Set task - Extract the lines that hold the string "text".

Dataset extract -

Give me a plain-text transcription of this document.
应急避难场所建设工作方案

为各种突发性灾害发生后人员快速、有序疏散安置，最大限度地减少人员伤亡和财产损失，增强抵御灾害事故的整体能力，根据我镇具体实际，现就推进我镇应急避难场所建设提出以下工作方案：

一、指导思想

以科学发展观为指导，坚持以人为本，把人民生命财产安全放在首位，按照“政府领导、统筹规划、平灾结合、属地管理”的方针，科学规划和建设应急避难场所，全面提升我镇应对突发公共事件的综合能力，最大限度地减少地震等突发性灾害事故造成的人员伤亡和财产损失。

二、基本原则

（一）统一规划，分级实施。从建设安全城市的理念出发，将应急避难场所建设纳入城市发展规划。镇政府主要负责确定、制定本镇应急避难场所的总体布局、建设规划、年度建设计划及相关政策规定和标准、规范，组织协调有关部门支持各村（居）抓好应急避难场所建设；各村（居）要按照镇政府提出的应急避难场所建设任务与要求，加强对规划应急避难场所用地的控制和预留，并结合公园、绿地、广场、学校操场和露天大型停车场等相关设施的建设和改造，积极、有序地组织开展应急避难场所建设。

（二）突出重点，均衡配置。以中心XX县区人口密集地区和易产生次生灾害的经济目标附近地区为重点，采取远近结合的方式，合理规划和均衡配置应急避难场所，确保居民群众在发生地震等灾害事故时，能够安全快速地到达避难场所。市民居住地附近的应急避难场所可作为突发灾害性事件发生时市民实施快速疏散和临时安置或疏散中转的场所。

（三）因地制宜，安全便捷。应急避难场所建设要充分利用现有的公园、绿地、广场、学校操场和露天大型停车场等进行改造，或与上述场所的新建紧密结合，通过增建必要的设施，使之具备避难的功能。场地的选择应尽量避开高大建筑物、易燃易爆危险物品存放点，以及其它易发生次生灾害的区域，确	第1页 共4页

* * *

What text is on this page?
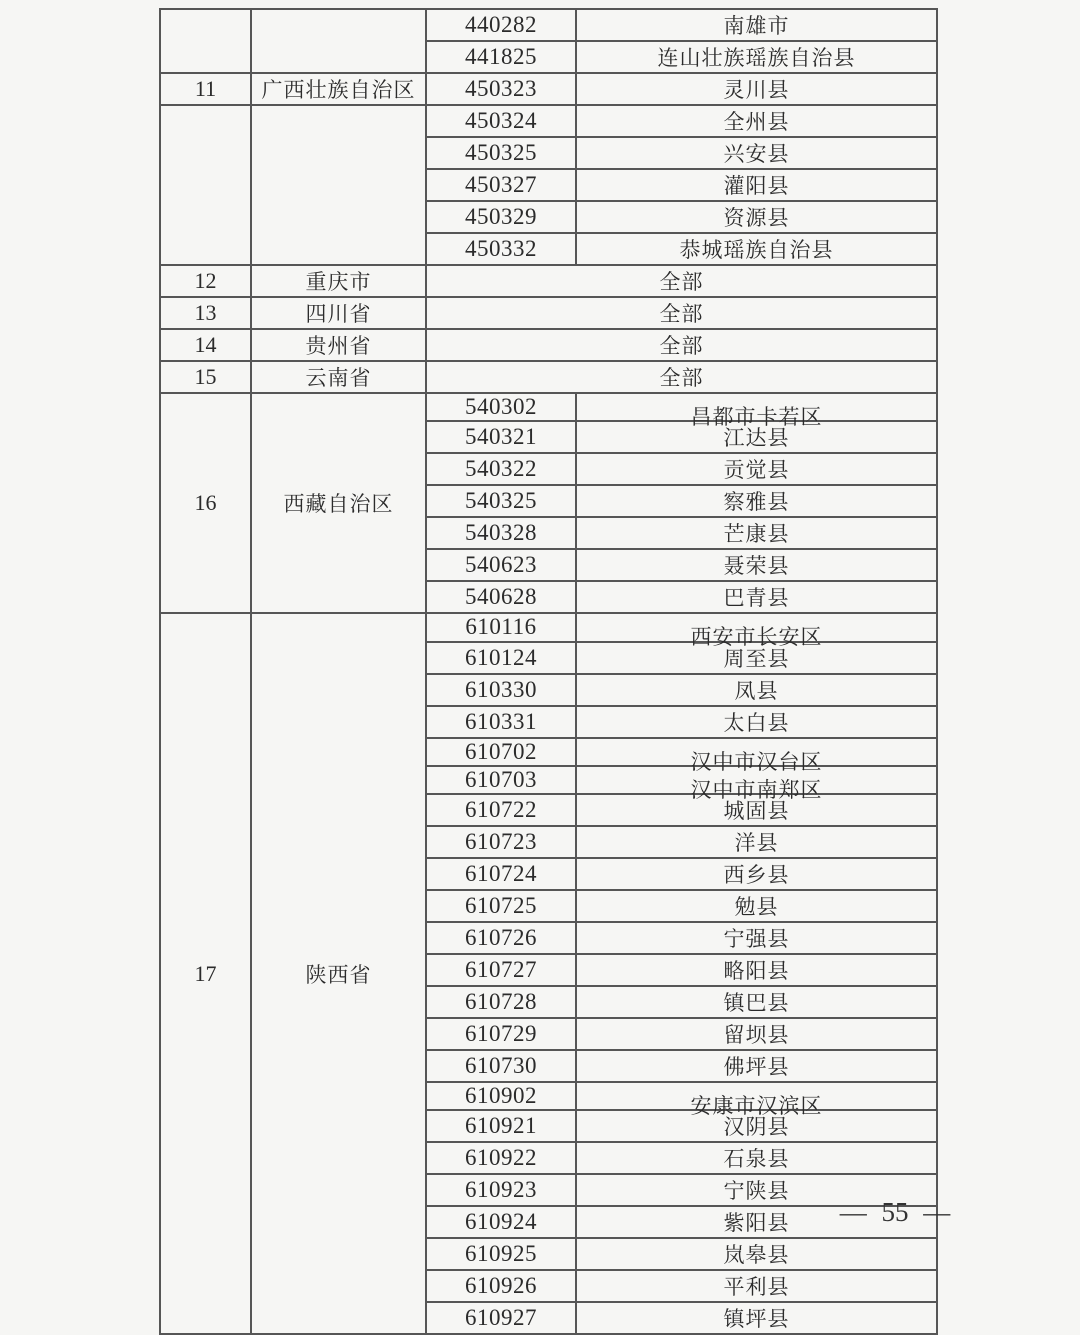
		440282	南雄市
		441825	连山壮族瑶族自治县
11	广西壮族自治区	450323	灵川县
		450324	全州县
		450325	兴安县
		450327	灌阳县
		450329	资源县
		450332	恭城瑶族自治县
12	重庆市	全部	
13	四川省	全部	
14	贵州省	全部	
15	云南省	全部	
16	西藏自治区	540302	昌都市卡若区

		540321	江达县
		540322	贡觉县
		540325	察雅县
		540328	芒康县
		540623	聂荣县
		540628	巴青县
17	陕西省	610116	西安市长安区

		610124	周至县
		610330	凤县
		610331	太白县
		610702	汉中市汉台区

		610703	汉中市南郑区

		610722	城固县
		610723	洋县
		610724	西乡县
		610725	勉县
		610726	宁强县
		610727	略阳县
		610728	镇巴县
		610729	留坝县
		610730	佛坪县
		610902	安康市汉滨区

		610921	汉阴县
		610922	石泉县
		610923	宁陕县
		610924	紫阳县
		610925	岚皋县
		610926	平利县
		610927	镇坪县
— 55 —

Correct output -
Give me a plain-text transcription of this document.
What text is on this page?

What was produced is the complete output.